◆ EXTRACTED MATERIAL:
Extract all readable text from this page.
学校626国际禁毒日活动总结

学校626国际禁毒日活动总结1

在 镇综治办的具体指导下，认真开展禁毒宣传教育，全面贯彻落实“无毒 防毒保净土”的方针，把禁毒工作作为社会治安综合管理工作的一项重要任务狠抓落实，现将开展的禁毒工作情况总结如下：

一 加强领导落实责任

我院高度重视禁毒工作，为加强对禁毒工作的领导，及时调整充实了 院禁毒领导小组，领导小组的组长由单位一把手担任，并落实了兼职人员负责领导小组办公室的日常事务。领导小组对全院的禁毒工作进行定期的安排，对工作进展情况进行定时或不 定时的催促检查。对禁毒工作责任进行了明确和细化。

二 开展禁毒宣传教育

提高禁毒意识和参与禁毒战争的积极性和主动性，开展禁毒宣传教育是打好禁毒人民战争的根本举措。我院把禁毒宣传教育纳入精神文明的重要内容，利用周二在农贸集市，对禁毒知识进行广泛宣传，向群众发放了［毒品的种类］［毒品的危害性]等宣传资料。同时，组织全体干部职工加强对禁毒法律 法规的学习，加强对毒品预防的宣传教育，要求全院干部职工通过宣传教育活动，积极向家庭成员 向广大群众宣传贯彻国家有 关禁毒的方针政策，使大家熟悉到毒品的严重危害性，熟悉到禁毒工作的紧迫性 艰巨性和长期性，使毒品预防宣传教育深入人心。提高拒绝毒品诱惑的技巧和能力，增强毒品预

◆ GIVEN PROBLEM: Retype the data exactly as given.

◆ ANSWER TO THE EXERCISE:
Extract all readable text from this page.
学校626国际禁毒日活动总结

学校626国际禁毒日活动总结1

在 镇综治办的具体指导下，认真开展禁毒宣传教育，全面贯彻落实“无毒 防毒保净土”的方针，把禁毒工作作为社会治安综合管理工作的一项重要任务狠抓落实，现将开展的禁毒工作情况总结如下：

一 加强领导落实责任

我院高度重视禁毒工作，为加强对禁毒工作的领导，及时调整充实了 院禁毒领导小组，领导小组的组长由单位一把手担任，并落实了兼职人员负责领导小组办公室的日常事务。领导小组对全院的禁毒工作进行定期的安排，对工作进展情况进行定时或不 定时的催促检查。对禁毒工作责任进行了明确和细化。

二 开展禁毒宣传教育

提高禁毒意识和参与禁毒战争的积极性和主动性，开展禁毒宣传教育是打好禁毒人民战争的根本举措。我院把禁毒宣传教育纳入精神文明的重要内容，利用周二在农贸集市，对禁毒知识进行广泛宣传，向群众发放了［毒品的种类］［毒品的危害性]等宣传资料。同时，组织全体干部职工加强对禁毒法律 法规的学习，加强对毒品预防的宣传教育，要求全院干部职工通过宣传教育活动，积极向家庭成员 向广大群众宣传贯彻国家有 关禁毒的方针政策，使大家熟悉到毒品的严重危害性，熟悉到禁毒工作的紧迫性 艰巨性和长期性，使毒品预防宣传教育深入人心。提高拒绝毒品诱惑的技巧和能力，增强毒品预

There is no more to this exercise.